__What you should do__. Pull every line containing "user" out of the material below.

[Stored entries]
────────────────

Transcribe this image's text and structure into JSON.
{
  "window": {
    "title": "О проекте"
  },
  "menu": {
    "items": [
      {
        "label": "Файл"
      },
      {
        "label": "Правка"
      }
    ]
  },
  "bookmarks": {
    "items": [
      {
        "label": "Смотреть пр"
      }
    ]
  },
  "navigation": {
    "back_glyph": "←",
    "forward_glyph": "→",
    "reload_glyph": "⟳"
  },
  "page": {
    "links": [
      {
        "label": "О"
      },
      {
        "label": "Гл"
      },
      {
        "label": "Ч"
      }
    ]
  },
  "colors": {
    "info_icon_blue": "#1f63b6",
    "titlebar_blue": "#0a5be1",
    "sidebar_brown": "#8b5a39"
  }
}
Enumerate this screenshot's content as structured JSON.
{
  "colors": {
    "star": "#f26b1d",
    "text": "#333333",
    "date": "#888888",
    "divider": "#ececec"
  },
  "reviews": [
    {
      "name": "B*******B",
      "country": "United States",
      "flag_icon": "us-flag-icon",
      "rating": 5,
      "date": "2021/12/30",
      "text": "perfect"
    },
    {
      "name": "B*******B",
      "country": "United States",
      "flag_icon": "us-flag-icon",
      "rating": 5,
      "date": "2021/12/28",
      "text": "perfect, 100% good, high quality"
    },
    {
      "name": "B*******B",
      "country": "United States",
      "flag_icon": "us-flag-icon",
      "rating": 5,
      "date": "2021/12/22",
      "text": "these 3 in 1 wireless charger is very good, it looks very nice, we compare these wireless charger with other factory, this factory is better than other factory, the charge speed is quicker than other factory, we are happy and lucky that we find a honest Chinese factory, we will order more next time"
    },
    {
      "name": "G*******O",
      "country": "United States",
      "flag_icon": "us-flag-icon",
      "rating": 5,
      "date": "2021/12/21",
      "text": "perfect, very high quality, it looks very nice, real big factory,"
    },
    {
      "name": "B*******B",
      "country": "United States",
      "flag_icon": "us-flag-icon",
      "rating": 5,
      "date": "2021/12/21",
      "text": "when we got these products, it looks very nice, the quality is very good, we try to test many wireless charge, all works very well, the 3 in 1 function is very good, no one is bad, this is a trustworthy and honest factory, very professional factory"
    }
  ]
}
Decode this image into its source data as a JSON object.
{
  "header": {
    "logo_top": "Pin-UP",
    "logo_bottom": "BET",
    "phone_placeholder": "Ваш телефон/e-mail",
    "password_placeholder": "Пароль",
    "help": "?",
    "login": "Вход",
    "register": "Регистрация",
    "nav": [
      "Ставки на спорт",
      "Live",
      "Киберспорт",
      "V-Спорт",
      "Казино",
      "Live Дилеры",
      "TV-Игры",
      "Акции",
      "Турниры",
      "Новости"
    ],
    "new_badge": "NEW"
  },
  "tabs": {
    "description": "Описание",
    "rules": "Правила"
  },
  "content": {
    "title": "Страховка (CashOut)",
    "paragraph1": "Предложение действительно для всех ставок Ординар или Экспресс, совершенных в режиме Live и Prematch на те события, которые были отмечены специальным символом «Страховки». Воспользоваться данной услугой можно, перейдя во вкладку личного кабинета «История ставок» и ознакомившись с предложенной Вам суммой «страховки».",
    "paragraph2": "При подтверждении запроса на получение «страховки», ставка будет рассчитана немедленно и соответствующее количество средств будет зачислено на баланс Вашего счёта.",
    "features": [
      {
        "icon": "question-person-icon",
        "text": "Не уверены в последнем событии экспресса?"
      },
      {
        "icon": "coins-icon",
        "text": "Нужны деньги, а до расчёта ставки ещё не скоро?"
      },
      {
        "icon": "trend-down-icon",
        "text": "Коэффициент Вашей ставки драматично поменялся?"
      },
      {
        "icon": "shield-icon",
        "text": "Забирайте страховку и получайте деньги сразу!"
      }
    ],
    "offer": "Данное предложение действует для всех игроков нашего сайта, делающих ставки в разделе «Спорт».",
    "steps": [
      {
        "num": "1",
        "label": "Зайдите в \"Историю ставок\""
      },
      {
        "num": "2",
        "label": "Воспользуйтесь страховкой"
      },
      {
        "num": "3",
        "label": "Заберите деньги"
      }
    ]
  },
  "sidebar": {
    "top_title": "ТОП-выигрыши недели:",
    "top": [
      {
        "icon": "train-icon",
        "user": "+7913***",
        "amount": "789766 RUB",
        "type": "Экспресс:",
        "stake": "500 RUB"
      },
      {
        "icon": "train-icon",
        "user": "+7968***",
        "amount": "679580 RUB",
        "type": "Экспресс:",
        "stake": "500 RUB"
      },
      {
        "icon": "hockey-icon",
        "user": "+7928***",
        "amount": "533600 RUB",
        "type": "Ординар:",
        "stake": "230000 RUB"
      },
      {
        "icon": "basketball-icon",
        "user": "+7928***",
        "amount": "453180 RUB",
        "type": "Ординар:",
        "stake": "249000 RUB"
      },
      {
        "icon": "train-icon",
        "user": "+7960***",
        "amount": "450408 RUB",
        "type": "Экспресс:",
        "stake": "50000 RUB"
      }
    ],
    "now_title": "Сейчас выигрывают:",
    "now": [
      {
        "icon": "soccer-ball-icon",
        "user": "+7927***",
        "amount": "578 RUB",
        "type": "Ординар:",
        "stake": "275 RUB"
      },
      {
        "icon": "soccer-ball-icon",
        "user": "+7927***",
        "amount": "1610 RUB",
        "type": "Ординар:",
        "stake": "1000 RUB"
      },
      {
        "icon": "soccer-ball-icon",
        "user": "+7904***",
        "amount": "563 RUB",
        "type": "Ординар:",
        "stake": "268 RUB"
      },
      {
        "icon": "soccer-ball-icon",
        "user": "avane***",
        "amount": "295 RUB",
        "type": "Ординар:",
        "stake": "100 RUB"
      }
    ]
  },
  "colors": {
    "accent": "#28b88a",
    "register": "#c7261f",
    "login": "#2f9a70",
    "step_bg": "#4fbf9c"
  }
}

────────────────

__The response__.
        "user": "+7913***",
        "user": "+7968***",
        "user": "+7928***",
        "user": "+7928***",
        "user": "+7960***",
        "user": "+7927***",
        "user": "+7927***",
        "user": "+7904***",
        "user": "avane***",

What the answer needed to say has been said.